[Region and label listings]
══════

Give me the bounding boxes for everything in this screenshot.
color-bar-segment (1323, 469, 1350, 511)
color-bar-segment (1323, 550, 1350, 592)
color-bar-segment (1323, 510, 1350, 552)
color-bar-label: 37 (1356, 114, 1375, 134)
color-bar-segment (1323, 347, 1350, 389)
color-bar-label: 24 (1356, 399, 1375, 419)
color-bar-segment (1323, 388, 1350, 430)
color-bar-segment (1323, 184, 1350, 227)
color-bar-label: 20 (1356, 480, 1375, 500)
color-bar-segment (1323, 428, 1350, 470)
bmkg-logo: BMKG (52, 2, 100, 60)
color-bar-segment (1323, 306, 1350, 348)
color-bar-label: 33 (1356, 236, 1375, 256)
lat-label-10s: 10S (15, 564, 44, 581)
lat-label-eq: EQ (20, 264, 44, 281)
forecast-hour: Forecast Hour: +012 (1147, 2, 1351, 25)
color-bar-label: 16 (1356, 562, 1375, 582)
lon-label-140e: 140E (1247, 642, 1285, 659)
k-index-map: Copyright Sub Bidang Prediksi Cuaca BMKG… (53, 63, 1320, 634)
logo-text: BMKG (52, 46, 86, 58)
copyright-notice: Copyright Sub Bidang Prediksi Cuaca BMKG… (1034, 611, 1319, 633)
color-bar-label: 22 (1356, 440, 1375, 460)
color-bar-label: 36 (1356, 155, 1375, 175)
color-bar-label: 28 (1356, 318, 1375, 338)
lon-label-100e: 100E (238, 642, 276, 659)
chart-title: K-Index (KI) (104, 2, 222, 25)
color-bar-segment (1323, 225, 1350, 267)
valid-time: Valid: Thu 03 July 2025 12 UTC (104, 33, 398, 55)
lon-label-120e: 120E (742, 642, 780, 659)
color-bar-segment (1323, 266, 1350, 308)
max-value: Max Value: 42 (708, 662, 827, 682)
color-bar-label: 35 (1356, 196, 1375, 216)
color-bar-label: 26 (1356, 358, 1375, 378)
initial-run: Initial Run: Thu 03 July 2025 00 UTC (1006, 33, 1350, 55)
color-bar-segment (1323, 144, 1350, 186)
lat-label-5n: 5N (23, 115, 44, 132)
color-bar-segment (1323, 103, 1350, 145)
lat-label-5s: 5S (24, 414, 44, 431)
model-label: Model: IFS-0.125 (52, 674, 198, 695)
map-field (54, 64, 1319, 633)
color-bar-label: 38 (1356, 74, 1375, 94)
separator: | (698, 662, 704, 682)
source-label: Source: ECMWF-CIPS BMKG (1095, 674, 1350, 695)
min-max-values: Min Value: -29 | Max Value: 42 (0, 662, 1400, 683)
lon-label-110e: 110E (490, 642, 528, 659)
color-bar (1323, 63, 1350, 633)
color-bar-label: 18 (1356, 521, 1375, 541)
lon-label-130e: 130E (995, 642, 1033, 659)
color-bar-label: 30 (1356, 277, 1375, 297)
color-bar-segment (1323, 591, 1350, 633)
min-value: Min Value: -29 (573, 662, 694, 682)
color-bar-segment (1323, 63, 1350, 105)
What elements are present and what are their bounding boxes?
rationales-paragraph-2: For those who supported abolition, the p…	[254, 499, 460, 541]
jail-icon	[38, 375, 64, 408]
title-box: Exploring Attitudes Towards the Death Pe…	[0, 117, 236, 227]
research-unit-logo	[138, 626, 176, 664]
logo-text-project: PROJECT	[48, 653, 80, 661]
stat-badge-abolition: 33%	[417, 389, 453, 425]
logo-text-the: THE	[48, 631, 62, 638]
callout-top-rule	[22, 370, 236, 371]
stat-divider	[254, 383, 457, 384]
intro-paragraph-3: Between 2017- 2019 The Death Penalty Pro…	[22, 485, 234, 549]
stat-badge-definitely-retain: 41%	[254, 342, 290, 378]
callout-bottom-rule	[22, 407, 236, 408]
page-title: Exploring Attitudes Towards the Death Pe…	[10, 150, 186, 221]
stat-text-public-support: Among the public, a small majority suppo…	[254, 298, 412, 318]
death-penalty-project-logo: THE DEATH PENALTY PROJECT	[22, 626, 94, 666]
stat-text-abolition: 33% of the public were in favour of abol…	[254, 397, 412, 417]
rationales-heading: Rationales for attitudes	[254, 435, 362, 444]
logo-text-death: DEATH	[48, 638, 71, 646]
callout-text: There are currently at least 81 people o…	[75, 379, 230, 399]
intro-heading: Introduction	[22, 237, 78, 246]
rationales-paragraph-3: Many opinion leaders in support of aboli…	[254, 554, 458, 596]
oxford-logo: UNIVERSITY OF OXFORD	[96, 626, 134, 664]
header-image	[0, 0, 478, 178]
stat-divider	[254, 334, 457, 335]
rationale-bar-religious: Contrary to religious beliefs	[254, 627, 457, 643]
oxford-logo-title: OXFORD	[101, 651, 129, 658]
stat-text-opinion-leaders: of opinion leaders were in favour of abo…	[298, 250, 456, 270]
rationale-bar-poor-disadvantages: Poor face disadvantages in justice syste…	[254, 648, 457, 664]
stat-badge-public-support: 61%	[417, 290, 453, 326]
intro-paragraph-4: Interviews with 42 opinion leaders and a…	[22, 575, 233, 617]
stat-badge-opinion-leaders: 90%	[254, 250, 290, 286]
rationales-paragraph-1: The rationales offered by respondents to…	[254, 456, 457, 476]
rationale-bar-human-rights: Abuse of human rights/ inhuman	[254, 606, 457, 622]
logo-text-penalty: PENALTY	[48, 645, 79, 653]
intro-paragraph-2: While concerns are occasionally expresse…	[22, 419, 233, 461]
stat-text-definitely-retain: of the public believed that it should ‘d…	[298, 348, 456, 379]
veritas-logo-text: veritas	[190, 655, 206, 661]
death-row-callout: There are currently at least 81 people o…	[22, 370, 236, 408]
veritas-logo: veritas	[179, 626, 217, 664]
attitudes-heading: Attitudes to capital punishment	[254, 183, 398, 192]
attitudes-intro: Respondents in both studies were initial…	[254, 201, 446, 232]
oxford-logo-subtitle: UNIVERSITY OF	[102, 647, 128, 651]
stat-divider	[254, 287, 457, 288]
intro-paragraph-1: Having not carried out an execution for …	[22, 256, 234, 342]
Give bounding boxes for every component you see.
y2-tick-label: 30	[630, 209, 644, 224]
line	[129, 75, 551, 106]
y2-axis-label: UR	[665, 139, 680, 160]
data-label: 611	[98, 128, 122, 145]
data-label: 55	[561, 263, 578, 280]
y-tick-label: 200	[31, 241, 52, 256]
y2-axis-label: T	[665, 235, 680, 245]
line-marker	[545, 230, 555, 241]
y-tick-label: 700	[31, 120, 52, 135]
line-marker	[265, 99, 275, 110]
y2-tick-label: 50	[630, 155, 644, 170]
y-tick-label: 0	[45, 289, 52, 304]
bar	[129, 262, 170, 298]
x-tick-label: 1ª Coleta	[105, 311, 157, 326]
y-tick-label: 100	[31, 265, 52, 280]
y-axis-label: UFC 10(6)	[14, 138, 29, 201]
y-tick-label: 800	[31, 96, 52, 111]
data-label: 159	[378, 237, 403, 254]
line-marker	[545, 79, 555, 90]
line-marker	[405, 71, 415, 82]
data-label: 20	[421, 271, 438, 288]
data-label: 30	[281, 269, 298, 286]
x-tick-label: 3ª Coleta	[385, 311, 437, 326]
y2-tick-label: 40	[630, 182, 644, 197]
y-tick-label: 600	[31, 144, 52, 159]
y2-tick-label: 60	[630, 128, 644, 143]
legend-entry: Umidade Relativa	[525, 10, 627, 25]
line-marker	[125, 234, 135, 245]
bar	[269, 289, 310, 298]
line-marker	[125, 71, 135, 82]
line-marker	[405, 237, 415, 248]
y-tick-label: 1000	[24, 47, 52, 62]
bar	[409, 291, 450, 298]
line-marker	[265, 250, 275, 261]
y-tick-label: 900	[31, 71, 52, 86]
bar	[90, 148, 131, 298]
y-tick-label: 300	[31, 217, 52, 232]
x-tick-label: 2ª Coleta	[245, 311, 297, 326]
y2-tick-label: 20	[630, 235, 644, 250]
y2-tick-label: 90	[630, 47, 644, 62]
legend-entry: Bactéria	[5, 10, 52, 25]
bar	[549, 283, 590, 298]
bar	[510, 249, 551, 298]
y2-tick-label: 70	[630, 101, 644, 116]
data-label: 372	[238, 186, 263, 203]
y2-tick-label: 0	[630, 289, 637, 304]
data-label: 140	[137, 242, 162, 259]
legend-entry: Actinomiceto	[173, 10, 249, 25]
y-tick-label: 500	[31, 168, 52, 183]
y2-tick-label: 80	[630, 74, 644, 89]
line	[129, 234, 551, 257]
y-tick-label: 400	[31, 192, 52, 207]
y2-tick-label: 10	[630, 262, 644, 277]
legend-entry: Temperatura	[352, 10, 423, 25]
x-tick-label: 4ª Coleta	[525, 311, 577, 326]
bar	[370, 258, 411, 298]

══════

## Problem requirements
Starting at the beginning of the records and going through the line with "chart-title: K-Index (KI) (104, 2, 222, 25)", rewrite those lines with "color-bar-segment" changed to "legend-segment" and everything else left the same. Give only those lines.

## Response
Give me the bounding boxes for everything in this screenshot.
legend-segment (1323, 469, 1350, 511)
legend-segment (1323, 550, 1350, 592)
legend-segment (1323, 510, 1350, 552)
color-bar-label: 37 (1356, 114, 1375, 134)
legend-segment (1323, 347, 1350, 389)
color-bar-label: 24 (1356, 399, 1375, 419)
legend-segment (1323, 388, 1350, 430)
legend-segment (1323, 184, 1350, 227)
color-bar-label: 20 (1356, 480, 1375, 500)
legend-segment (1323, 428, 1350, 470)
bmkg-logo: BMKG (52, 2, 100, 60)
legend-segment (1323, 306, 1350, 348)
color-bar-label: 33 (1356, 236, 1375, 256)
lat-label-10s: 10S (15, 564, 44, 581)
lat-label-eq: EQ (20, 264, 44, 281)
forecast-hour: Forecast Hour: +012 (1147, 2, 1351, 25)
color-bar-label: 16 (1356, 562, 1375, 582)
lon-label-140e: 140E (1247, 642, 1285, 659)
k-index-map: Copyright Sub Bidang Prediksi Cuaca BMKG… (53, 63, 1320, 634)
logo-text: BMKG (52, 46, 86, 58)
copyright-notice: Copyright Sub Bidang Prediksi Cuaca BMKG… (1034, 611, 1319, 633)
color-bar-label: 22 (1356, 440, 1375, 460)
color-bar-label: 36 (1356, 155, 1375, 175)
color-bar-label: 28 (1356, 318, 1375, 338)
lon-label-100e: 100E (238, 642, 276, 659)
chart-title: K-Index (KI) (104, 2, 222, 25)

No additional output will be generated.